___ PROVIDED INFORMATION ___
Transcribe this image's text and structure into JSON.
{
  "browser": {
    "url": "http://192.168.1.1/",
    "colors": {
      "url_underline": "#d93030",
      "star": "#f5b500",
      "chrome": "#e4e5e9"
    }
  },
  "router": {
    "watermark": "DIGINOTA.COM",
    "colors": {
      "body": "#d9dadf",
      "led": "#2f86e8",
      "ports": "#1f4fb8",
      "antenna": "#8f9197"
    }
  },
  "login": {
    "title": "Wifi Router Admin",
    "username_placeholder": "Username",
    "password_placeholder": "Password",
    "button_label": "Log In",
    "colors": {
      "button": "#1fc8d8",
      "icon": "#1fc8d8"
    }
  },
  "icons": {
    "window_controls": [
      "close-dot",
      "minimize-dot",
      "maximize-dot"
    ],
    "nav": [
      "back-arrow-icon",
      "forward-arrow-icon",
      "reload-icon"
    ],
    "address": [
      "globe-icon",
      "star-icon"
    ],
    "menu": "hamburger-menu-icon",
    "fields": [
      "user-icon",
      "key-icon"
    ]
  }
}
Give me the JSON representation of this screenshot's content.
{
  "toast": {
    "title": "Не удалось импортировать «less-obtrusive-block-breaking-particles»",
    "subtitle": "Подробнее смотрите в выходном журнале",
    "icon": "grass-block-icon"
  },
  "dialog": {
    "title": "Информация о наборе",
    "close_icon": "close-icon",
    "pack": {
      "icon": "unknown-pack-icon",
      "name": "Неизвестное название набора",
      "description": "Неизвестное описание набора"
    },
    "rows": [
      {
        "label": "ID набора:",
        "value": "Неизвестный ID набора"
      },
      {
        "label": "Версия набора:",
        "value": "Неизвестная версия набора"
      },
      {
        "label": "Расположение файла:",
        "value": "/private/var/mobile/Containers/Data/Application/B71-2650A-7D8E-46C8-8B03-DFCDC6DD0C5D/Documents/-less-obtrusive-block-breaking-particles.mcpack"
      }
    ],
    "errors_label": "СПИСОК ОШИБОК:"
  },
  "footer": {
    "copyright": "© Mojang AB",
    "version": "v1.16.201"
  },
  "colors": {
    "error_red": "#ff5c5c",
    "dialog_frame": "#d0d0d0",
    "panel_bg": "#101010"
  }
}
___
▸ **OBJECTIVE**
Take the listing above and set it down exactly.

▸ **THE RESULT**
Transcribe this image's text and structure into JSON.
{
  "browser": {
    "url": "http://192.168.1.1/",
    "colors": {
      "url_underline": "#d93030",
      "star": "#f5b500",
      "chrome": "#e4e5e9"
    }
  },
  "router": {
    "watermark": "DIGINOTA.COM",
    "colors": {
      "body": "#d9dadf",
      "led": "#2f86e8",
      "ports": "#1f4fb8",
      "antenna": "#8f9197"
    }
  },
  "login": {
    "title": "Wifi Router Admin",
    "username_placeholder": "Username",
    "password_placeholder": "Password",
    "button_label": "Log In",
    "colors": {
      "button": "#1fc8d8",
      "icon": "#1fc8d8"
    }
  },
  "icons": {
    "window_controls": [
      "close-dot",
      "minimize-dot",
      "maximize-dot"
    ],
    "nav": [
      "back-arrow-icon",
      "forward-arrow-icon",
      "reload-icon"
    ],
    "address": [
      "globe-icon",
      "star-icon"
    ],
    "menu": "hamburger-menu-icon",
    "fields": [
      "user-icon",
      "key-icon"
    ]
  }
}
Give me the JSON representation of this screenshot's content.
{
  "toast": {
    "title": "Не удалось импортировать «less-obtrusive-block-breaking-particles»",
    "subtitle": "Подробнее смотрите в выходном журнале",
    "icon": "grass-block-icon"
  },
  "dialog": {
    "title": "Информация о наборе",
    "close_icon": "close-icon",
    "pack": {
      "icon": "unknown-pack-icon",
      "name": "Неизвестное название набора",
      "description": "Неизвестное описание набора"
    },
    "rows": [
      {
        "label": "ID набора:",
        "value": "Неизвестный ID набора"
      },
      {
        "label": "Версия набора:",
        "value": "Неизвестная версия набора"
      },
      {
        "label": "Расположение файла:",
        "value": "/private/var/mobile/Containers/Data/Application/B71-2650A-7D8E-46C8-8B03-DFCDC6DD0C5D/Documents/-less-obtrusive-block-breaking-particles.mcpack"
      }
    ],
    "errors_label": "СПИСОК ОШИБОК:"
  },
  "footer": {
    "copyright": "© Mojang AB",
    "version": "v1.16.201"
  },
  "colors": {
    "error_red": "#ff5c5c",
    "dialog_frame": "#d0d0d0",
    "panel_bg": "#101010"
  }
}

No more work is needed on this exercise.